*PROBLEM TO SOLVE*. Return the stretch of rows below from the start through the line containing "image-placeholder-icon <box>166 1963", reproducing each line unchanged and including both ends.

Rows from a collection
● ● ● ●

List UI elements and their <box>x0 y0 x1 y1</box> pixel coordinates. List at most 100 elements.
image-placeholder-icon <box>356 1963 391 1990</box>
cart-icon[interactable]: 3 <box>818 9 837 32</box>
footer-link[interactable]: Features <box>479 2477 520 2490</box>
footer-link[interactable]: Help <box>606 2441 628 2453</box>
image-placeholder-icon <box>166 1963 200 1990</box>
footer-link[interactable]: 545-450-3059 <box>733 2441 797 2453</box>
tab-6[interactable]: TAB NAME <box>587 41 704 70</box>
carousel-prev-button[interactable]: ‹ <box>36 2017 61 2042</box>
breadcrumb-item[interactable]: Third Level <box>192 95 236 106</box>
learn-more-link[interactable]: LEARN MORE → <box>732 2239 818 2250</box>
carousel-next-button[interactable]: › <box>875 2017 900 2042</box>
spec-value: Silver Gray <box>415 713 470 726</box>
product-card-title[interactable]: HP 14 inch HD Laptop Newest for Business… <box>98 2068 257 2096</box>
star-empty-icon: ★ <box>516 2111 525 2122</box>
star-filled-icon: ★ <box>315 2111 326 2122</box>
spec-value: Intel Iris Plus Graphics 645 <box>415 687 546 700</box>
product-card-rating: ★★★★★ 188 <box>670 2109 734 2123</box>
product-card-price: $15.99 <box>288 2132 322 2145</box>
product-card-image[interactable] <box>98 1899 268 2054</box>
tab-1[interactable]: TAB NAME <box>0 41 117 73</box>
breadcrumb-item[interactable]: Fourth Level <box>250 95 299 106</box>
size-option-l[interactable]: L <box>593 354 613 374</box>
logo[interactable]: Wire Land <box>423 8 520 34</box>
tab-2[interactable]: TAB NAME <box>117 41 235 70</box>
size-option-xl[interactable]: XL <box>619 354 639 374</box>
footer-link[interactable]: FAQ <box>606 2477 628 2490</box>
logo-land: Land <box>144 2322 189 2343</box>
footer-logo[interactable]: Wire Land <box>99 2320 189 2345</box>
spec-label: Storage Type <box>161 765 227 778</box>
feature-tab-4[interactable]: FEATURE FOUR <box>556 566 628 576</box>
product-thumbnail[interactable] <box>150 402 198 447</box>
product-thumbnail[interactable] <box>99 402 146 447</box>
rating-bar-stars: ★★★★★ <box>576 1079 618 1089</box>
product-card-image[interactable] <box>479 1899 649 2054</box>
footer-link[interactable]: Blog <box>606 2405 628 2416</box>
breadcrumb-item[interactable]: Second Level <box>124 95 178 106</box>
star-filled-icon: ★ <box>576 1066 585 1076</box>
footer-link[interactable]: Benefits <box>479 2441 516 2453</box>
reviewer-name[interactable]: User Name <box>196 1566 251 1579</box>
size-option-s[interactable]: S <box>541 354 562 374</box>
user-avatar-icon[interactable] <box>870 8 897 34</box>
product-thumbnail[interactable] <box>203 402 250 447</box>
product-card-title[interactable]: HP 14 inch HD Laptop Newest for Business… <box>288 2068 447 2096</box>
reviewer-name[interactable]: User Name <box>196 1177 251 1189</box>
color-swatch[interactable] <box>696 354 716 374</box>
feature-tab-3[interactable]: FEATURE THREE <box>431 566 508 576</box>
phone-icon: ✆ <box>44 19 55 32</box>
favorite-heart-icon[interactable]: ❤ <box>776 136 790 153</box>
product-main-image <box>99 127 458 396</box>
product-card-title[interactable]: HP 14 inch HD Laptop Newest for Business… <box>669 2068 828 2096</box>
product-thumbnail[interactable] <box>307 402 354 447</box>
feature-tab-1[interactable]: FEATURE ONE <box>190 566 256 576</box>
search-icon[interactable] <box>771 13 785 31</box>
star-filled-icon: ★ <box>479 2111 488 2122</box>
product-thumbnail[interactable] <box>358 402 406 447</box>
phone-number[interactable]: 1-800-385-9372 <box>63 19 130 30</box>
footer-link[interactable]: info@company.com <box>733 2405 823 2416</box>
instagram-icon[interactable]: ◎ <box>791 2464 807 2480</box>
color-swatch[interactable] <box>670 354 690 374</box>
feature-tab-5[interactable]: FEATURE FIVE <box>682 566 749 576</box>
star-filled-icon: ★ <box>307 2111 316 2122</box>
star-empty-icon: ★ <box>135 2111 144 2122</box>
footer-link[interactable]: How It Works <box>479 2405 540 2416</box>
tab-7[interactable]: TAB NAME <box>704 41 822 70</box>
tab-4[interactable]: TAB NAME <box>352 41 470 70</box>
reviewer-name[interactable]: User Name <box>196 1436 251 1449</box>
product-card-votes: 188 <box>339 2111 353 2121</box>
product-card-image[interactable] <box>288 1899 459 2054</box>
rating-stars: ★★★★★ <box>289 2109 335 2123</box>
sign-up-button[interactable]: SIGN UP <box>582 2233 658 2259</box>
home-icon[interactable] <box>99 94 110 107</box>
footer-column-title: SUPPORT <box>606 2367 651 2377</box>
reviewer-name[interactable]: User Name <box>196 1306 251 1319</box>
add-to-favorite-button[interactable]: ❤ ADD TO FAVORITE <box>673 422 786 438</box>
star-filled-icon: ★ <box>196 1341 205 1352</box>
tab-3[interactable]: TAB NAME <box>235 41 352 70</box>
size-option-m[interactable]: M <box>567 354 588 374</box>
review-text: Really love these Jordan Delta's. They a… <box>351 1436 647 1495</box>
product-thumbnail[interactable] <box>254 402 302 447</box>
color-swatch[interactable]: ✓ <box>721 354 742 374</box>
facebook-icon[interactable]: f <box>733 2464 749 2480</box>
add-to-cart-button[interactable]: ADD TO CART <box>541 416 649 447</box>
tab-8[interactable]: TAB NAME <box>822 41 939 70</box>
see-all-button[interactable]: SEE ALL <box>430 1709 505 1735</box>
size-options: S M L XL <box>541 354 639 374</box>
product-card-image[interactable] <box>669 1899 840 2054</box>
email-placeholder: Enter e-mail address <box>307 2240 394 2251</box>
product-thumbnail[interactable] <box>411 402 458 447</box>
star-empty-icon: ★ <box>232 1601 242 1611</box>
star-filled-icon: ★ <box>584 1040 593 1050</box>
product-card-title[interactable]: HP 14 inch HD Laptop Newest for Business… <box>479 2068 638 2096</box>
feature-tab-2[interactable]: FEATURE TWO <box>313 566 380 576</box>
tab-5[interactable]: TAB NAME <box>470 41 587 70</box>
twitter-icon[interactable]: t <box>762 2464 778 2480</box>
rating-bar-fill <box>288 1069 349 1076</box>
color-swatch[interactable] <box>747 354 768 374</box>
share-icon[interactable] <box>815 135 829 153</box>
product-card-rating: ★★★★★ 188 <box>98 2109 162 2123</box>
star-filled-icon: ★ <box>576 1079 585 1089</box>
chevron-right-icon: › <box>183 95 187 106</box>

● ● ● ●

*EXERCISE RESPONSE*.
List UI elements and their <box>x0 y0 x1 y1</box> pixel coordinates. List at most 100 elements.
image-placeholder-icon <box>356 1963 391 1990</box>
cart-icon[interactable]: 3 <box>818 9 837 32</box>
footer-link[interactable]: Features <box>479 2477 520 2490</box>
footer-link[interactable]: Help <box>606 2441 628 2453</box>
image-placeholder-icon <box>166 1963 200 1990</box>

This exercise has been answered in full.